Written exercise: Pull out from the material below all lines with "this".

[Saved entries]
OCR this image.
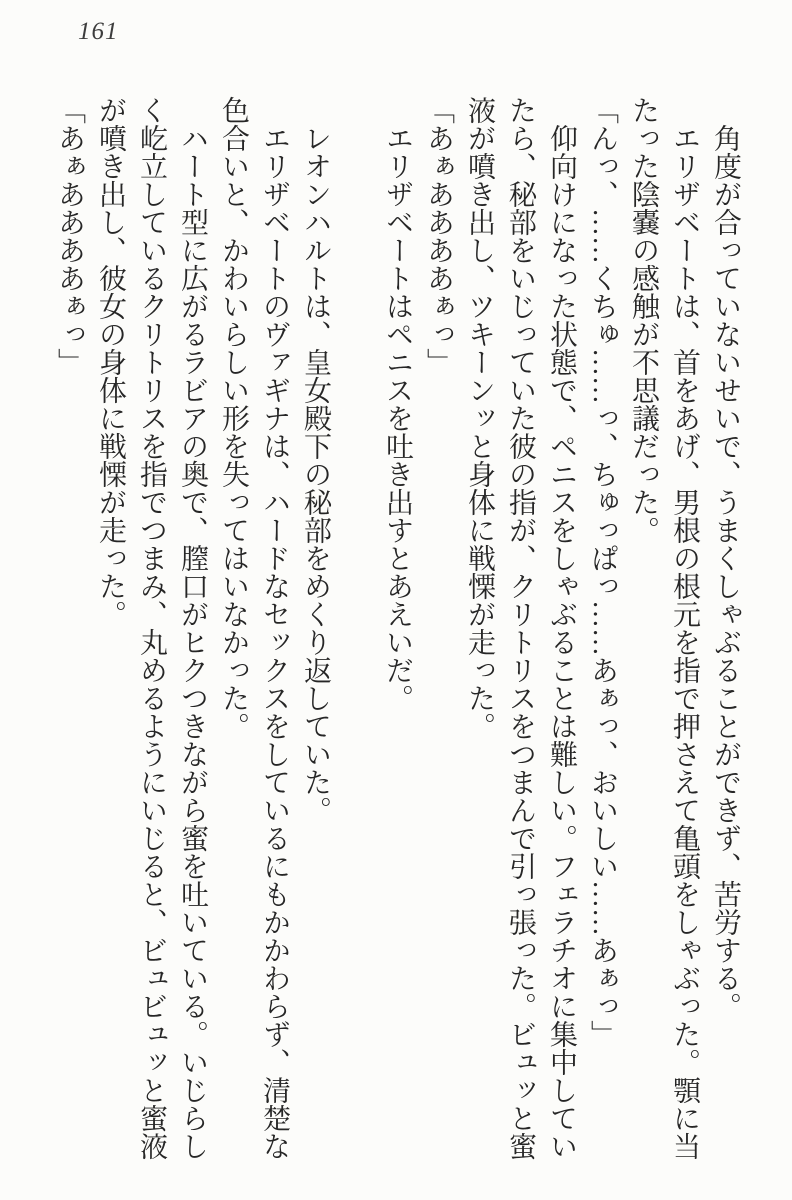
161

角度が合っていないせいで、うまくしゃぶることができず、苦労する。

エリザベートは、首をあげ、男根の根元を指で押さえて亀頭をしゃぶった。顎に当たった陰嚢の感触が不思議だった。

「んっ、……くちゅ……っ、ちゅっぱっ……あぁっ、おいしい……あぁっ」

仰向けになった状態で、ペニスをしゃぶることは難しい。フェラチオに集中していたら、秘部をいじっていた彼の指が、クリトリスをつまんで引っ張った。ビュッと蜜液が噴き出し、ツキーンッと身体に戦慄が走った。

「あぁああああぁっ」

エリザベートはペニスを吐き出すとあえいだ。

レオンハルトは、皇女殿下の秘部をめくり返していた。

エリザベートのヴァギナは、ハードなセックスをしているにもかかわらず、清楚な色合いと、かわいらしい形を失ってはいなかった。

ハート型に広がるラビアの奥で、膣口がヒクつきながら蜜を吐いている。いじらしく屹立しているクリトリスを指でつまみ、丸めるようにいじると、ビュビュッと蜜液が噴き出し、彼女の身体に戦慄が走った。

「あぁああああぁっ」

...

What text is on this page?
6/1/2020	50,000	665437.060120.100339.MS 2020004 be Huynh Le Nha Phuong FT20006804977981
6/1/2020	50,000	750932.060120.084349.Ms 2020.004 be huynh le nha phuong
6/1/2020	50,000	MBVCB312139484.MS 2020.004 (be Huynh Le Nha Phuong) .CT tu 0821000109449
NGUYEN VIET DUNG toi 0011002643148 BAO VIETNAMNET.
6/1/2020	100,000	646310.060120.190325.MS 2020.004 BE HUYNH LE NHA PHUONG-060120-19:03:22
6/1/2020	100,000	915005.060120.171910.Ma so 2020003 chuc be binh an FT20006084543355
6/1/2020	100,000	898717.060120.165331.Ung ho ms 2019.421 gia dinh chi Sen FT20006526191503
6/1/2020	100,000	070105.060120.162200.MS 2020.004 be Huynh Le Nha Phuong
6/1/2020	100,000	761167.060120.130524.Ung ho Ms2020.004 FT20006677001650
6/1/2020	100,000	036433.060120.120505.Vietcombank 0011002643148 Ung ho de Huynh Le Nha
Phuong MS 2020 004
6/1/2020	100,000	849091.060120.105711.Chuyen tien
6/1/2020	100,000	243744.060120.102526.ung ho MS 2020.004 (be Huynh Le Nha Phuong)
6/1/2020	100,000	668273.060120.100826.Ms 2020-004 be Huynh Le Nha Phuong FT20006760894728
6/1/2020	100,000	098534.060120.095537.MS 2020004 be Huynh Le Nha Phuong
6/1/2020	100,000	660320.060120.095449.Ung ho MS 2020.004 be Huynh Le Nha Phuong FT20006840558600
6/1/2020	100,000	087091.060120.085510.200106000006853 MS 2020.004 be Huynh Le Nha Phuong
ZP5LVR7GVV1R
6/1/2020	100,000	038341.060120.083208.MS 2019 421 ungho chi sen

The answer:
OCR this image.
What text is on this page?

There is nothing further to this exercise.